_Listing_
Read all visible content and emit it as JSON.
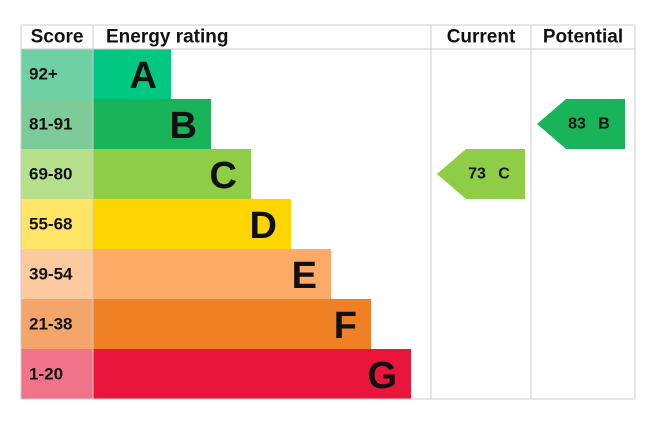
{
  "header": {
    "score": "Score",
    "rating": "Energy rating",
    "current": "Current",
    "potential": "Potential"
  },
  "bands": [
    {
      "score": "92+",
      "letter": "A",
      "color": "#00c781",
      "score_color": "#6fcfa5"
    },
    {
      "score": "81-91",
      "letter": "B",
      "color": "#19b459",
      "score_color": "#7ccb98"
    },
    {
      "score": "69-80",
      "letter": "C",
      "color": "#8dce46",
      "score_color": "#b7e08c"
    },
    {
      "score": "55-68",
      "letter": "D",
      "color": "#ffd500",
      "score_color": "#ffe466"
    },
    {
      "score": "39-54",
      "letter": "E",
      "color": "#fcaa65",
      "score_color": "#fdcaa0"
    },
    {
      "score": "21-38",
      "letter": "F",
      "color": "#ef8023",
      "score_color": "#f4a66a"
    },
    {
      "score": "1-20",
      "letter": "G",
      "color": "#e9153b",
      "score_color": "#f0738a"
    }
  ],
  "current": {
    "value": 73,
    "letter": "C"
  },
  "potential": {
    "value": 83,
    "letter": "B"
  }
}
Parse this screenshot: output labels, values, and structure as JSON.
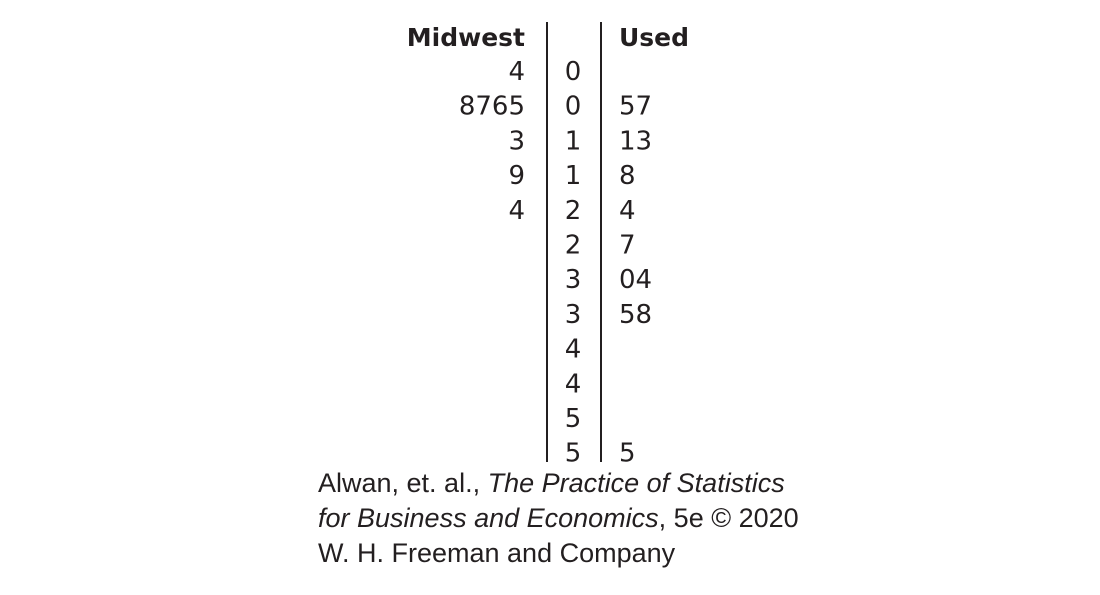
{
  "chart_data": {
    "type": "table",
    "left_label": "Midwest",
    "right_label": "Used",
    "rows": [
      {
        "stem": "0",
        "left": "4",
        "right": ""
      },
      {
        "stem": "0",
        "left": "8765",
        "right": "57"
      },
      {
        "stem": "1",
        "left": "3",
        "right": "13"
      },
      {
        "stem": "1",
        "left": "9",
        "right": "8"
      },
      {
        "stem": "2",
        "left": "4",
        "right": "4"
      },
      {
        "stem": "2",
        "left": "",
        "right": "7"
      },
      {
        "stem": "3",
        "left": "",
        "right": "04"
      },
      {
        "stem": "3",
        "left": "",
        "right": "58"
      },
      {
        "stem": "4",
        "left": "",
        "right": ""
      },
      {
        "stem": "4",
        "left": "",
        "right": ""
      },
      {
        "stem": "5",
        "left": "",
        "right": ""
      },
      {
        "stem": "5",
        "left": "",
        "right": "5"
      }
    ]
  },
  "credit": {
    "line1_plain": "Alwan, et. al., ",
    "line1_italic": "The Practice of Statistics",
    "line2_italic": "for Business and Economics",
    "line2_plain": ", 5e © 2020",
    "line3": "W. H. Freeman and Company"
  }
}
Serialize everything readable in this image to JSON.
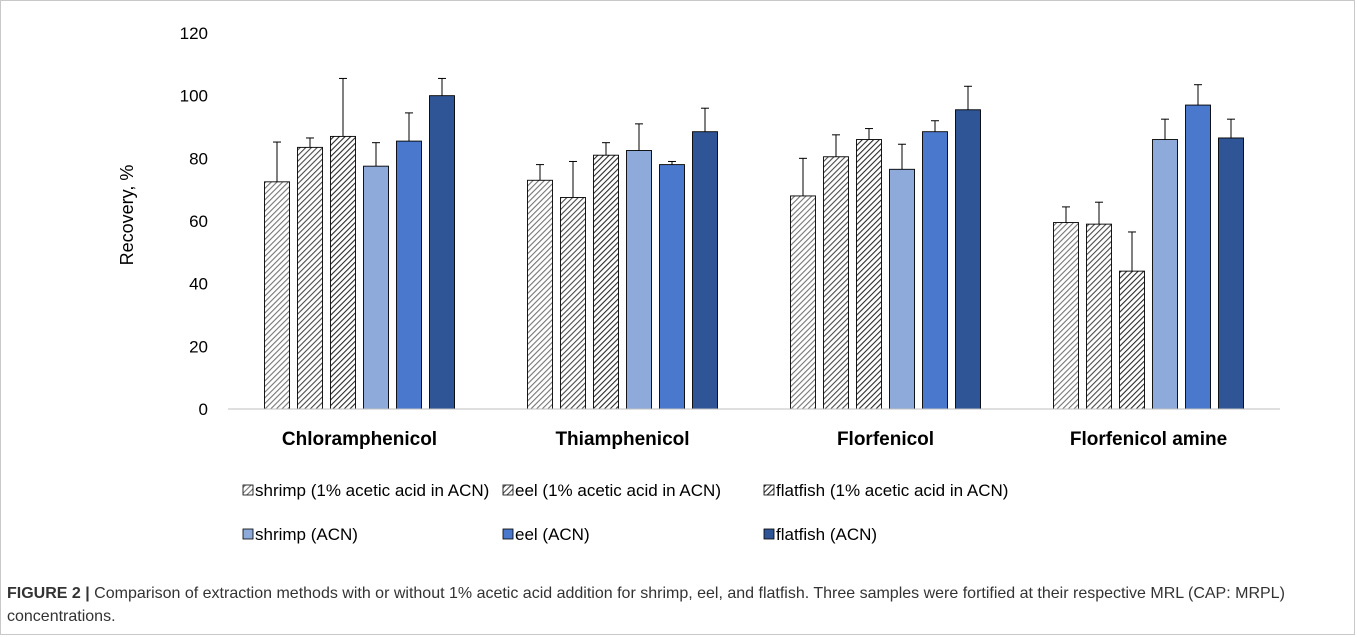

_Given instruction_
Every record above should be written out again exactly; the pictures stay out of the copy.

_Complete answer_
Read all visible content and emit it as JSON.
{
  "header": {
    "score": "Score",
    "rating": "Energy rating",
    "current": "Current",
    "potential": "Potential"
  },
  "bands": [
    {
      "score": "92+",
      "letter": "A",
      "color": "#00c781",
      "score_color": "#6fcfa5"
    },
    {
      "score": "81-91",
      "letter": "B",
      "color": "#19b459",
      "score_color": "#7ccb98"
    },
    {
      "score": "69-80",
      "letter": "C",
      "color": "#8dce46",
      "score_color": "#b7e08c"
    },
    {
      "score": "55-68",
      "letter": "D",
      "color": "#ffd500",
      "score_color": "#ffe466"
    },
    {
      "score": "39-54",
      "letter": "E",
      "color": "#fcaa65",
      "score_color": "#fdcaa0"
    },
    {
      "score": "21-38",
      "letter": "F",
      "color": "#ef8023",
      "score_color": "#f4a66a"
    },
    {
      "score": "1-20",
      "letter": "G",
      "color": "#e9153b",
      "score_color": "#f0738a"
    }
  ],
  "current": {
    "value": 73,
    "letter": "C"
  },
  "potential": {
    "value": 83,
    "letter": "B"
  }
}
Parse this screenshot: output labels, values, and structure as JSON.
{
  "chart_data": {
    "type": "table",
    "left_label": "Midwest",
    "right_label": "Used",
    "rows": [
      {
        "stem": "0",
        "left": "4",
        "right": ""
      },
      {
        "stem": "0",
        "left": "8765",
        "right": "57"
      },
      {
        "stem": "1",
        "left": "3",
        "right": "13"
      },
      {
        "stem": "1",
        "left": "9",
        "right": "8"
      },
      {
        "stem": "2",
        "left": "4",
        "right": "4"
      },
      {
        "stem": "2",
        "left": "",
        "right": "7"
      },
      {
        "stem": "3",
        "left": "",
        "right": "04"
      },
      {
        "stem": "3",
        "left": "",
        "right": "58"
      },
      {
        "stem": "4",
        "left": "",
        "right": ""
      },
      {
        "stem": "4",
        "left": "",
        "right": ""
      },
      {
        "stem": "5",
        "left": "",
        "right": ""
      },
      {
        "stem": "5",
        "left": "",
        "right": "5"
      }
    ]
  },
  "credit": {
    "line1_plain": "Alwan, et. al., ",
    "line1_italic": "The Practice of Statistics",
    "line2_italic": "for Business and Economics",
    "line2_plain": ", 5e © 2020",
    "line3": "W. H. Freeman and Company"
  }
}
Serialize everything readable in this image to JSON.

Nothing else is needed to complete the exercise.